--- Material to process ---
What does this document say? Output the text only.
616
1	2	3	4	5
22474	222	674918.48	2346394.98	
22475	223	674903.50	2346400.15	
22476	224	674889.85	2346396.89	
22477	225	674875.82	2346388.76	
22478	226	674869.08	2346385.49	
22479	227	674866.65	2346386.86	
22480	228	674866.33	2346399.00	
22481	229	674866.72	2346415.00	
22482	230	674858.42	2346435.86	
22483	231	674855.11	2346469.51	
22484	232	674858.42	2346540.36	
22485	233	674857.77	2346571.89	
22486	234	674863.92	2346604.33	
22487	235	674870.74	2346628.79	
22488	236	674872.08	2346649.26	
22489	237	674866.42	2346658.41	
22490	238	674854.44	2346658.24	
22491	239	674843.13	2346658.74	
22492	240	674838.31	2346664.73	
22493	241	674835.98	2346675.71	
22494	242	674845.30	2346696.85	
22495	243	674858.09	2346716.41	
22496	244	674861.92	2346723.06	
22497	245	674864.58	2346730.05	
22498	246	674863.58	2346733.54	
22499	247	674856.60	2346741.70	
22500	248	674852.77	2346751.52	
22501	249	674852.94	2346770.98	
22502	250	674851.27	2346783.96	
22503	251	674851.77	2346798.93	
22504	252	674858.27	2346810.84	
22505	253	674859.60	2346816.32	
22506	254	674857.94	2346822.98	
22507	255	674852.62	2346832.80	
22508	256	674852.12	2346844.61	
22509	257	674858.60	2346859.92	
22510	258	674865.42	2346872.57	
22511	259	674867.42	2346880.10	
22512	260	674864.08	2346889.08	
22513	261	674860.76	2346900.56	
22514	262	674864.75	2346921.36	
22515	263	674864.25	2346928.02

--- What you will do ---
Repeat every line of the material exactly as given.

--- Solution to this exercise ---
What does this document say? Output the text only.
616
1	2	3	4	5
22474	222	674918.48	2346394.98	
22475	223	674903.50	2346400.15	
22476	224	674889.85	2346396.89	
22477	225	674875.82	2346388.76	
22478	226	674869.08	2346385.49	
22479	227	674866.65	2346386.86	
22480	228	674866.33	2346399.00	
22481	229	674866.72	2346415.00	
22482	230	674858.42	2346435.86	
22483	231	674855.11	2346469.51	
22484	232	674858.42	2346540.36	
22485	233	674857.77	2346571.89	
22486	234	674863.92	2346604.33	
22487	235	674870.74	2346628.79	
22488	236	674872.08	2346649.26	
22489	237	674866.42	2346658.41	
22490	238	674854.44	2346658.24	
22491	239	674843.13	2346658.74	
22492	240	674838.31	2346664.73	
22493	241	674835.98	2346675.71	
22494	242	674845.30	2346696.85	
22495	243	674858.09	2346716.41	
22496	244	674861.92	2346723.06	
22497	245	674864.58	2346730.05	
22498	246	674863.58	2346733.54	
22499	247	674856.60	2346741.70	
22500	248	674852.77	2346751.52	
22501	249	674852.94	2346770.98	
22502	250	674851.27	2346783.96	
22503	251	674851.77	2346798.93	
22504	252	674858.27	2346810.84	
22505	253	674859.60	2346816.32	
22506	254	674857.94	2346822.98	
22507	255	674852.62	2346832.80	
22508	256	674852.12	2346844.61	
22509	257	674858.60	2346859.92	
22510	258	674865.42	2346872.57	
22511	259	674867.42	2346880.10	
22512	260	674864.08	2346889.08	
22513	261	674860.76	2346900.56	
22514	262	674864.75	2346921.36	
22515	263	674864.25	2346928.02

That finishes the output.